* WRITTEN INSTRUCTION: Output all lines exactly.

········

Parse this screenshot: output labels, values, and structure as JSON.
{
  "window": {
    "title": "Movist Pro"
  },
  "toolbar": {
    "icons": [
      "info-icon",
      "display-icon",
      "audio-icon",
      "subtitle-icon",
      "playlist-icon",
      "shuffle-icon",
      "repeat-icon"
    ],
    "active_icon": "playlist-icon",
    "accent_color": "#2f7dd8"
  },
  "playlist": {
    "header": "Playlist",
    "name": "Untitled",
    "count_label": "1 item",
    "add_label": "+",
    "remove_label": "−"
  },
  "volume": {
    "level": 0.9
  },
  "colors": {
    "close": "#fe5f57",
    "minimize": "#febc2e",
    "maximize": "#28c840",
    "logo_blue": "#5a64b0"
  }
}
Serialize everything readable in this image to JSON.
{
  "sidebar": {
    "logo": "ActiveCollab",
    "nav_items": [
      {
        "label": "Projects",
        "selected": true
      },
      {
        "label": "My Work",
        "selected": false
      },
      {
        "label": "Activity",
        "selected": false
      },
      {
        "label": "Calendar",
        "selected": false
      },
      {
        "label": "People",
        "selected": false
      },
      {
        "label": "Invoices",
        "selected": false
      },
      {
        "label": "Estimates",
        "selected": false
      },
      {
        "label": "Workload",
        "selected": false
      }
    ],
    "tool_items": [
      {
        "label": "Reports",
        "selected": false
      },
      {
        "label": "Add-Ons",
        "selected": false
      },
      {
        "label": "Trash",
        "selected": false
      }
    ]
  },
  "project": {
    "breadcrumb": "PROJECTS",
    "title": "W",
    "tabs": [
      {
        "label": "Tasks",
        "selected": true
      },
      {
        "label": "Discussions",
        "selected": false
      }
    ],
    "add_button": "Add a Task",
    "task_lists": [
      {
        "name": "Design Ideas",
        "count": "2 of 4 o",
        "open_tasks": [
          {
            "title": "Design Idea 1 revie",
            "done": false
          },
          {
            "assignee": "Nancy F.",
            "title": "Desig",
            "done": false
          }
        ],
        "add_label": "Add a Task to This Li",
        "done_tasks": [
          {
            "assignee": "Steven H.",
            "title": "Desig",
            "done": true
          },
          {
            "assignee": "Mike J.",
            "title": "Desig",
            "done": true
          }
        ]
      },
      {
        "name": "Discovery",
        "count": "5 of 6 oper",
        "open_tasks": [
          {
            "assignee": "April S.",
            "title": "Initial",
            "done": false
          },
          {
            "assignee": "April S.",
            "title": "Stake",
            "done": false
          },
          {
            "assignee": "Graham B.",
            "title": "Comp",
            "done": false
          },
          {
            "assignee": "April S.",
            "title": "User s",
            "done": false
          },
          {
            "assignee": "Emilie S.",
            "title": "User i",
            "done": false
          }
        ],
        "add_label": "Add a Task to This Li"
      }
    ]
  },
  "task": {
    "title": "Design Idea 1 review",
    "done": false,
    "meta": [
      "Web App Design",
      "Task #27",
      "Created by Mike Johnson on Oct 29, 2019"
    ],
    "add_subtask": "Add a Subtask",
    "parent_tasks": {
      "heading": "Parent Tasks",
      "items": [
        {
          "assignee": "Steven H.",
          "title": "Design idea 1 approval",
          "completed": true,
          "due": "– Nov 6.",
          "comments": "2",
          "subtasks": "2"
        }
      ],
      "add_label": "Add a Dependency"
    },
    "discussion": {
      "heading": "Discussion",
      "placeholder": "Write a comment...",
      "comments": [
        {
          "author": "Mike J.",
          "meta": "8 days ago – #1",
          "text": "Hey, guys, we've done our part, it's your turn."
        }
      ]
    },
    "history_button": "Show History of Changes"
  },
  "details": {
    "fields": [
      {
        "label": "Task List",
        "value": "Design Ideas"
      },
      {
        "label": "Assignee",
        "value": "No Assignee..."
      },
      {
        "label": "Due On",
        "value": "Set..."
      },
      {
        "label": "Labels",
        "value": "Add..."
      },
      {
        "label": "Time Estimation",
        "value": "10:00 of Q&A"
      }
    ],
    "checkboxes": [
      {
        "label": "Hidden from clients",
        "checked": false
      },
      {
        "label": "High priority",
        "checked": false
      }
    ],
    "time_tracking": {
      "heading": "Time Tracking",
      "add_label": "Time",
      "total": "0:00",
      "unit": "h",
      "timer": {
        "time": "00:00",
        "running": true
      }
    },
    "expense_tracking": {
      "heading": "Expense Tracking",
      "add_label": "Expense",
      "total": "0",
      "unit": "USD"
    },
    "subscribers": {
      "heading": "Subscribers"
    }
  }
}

········

* SOLUTION TO THIS EXERCISE:
Parse this screenshot: output labels, values, and structure as JSON.
{
  "window": {
    "title": "Movist Pro"
  },
  "toolbar": {
    "icons": [
      "info-icon",
      "display-icon",
      "audio-icon",
      "subtitle-icon",
      "playlist-icon",
      "shuffle-icon",
      "repeat-icon"
    ],
    "active_icon": "playlist-icon",
    "accent_color": "#2f7dd8"
  },
  "playlist": {
    "header": "Playlist",
    "name": "Untitled",
    "count_label": "1 item",
    "add_label": "+",
    "remove_label": "−"
  },
  "volume": {
    "level": 0.9
  },
  "colors": {
    "close": "#fe5f57",
    "minimize": "#febc2e",
    "maximize": "#28c840",
    "logo_blue": "#5a64b0"
  }
}
Serialize everything readable in this image to JSON.
{
  "sidebar": {
    "logo": "ActiveCollab",
    "nav_items": [
      {
        "label": "Projects",
        "selected": true
      },
      {
        "label": "My Work",
        "selected": false
      },
      {
        "label": "Activity",
        "selected": false
      },
      {
        "label": "Calendar",
        "selected": false
      },
      {
        "label": "People",
        "selected": false
      },
      {
        "label": "Invoices",
        "selected": false
      },
      {
        "label": "Estimates",
        "selected": false
      },
      {
        "label": "Workload",
        "selected": false
      }
    ],
    "tool_items": [
      {
        "label": "Reports",
        "selected": false
      },
      {
        "label": "Add-Ons",
        "selected": false
      },
      {
        "label": "Trash",
        "selected": false
      }
    ]
  },
  "project": {
    "breadcrumb": "PROJECTS",
    "title": "W",
    "tabs": [
      {
        "label": "Tasks",
        "selected": true
      },
      {
        "label": "Discussions",
        "selected": false
      }
    ],
    "add_button": "Add a Task",
    "task_lists": [
      {
        "name": "Design Ideas",
        "count": "2 of 4 o",
        "open_tasks": [
          {
            "title": "Design Idea 1 revie",
            "done": false
          },
          {
            "assignee": "Nancy F.",
            "title": "Desig",
            "done": false
          }
        ],
        "add_label": "Add a Task to This Li",
        "done_tasks": [
          {
            "assignee": "Steven H.",
            "title": "Desig",
            "done": true
          },
          {
            "assignee": "Mike J.",
            "title": "Desig",
            "done": true
          }
        ]
      },
      {
        "name": "Discovery",
        "count": "5 of 6 oper",
        "open_tasks": [
          {
            "assignee": "April S.",
            "title": "Initial",
            "done": false
          },
          {
            "assignee": "April S.",
            "title": "Stake",
            "done": false
          },
          {
            "assignee": "Graham B.",
            "title": "Comp",
            "done": false
          },
          {
            "assignee": "April S.",
            "title": "User s",
            "done": false
          },
          {
            "assignee": "Emilie S.",
            "title": "User i",
            "done": false
          }
        ],
        "add_label": "Add a Task to This Li"
      }
    ]
  },
  "task": {
    "title": "Design Idea 1 review",
    "done": false,
    "meta": [
      "Web App Design",
      "Task #27",
      "Created by Mike Johnson on Oct 29, 2019"
    ],
    "add_subtask": "Add a Subtask",
    "parent_tasks": {
      "heading": "Parent Tasks",
      "items": [
        {
          "assignee": "Steven H.",
          "title": "Design idea 1 approval",
          "completed": true,
          "due": "– Nov 6.",
          "comments": "2",
          "subtasks": "2"
        }
      ],
      "add_label": "Add a Dependency"
    },
    "discussion": {
      "heading": "Discussion",
      "placeholder": "Write a comment...",
      "comments": [
        {
          "author": "Mike J.",
          "meta": "8 days ago – #1",
          "text": "Hey, guys, we've done our part, it's your turn."
        }
      ]
    },
    "history_button": "Show History of Changes"
  },
  "details": {
    "fields": [
      {
        "label": "Task List",
        "value": "Design Ideas"
      },
      {
        "label": "Assignee",
        "value": "No Assignee..."
      },
      {
        "label": "Due On",
        "value": "Set..."
      },
      {
        "label": "Labels",
        "value": "Add..."
      },
      {
        "label": "Time Estimation",
        "value": "10:00 of Q&A"
      }
    ],
    "checkboxes": [
      {
        "label": "Hidden from clients",
        "checked": false
      },
      {
        "label": "High priority",
        "checked": false
      }
    ],
    "time_tracking": {
      "heading": "Time Tracking",
      "add_label": "Time",
      "total": "0:00",
      "unit": "h",
      "timer": {
        "time": "00:00",
        "running": true
      }
    },
    "expense_tracking": {
      "heading": "Expense Tracking",
      "add_label": "Expense",
      "total": "0",
      "unit": "USD"
    },
    "subscribers": {
      "heading": "Subscribers"
    }
  }
}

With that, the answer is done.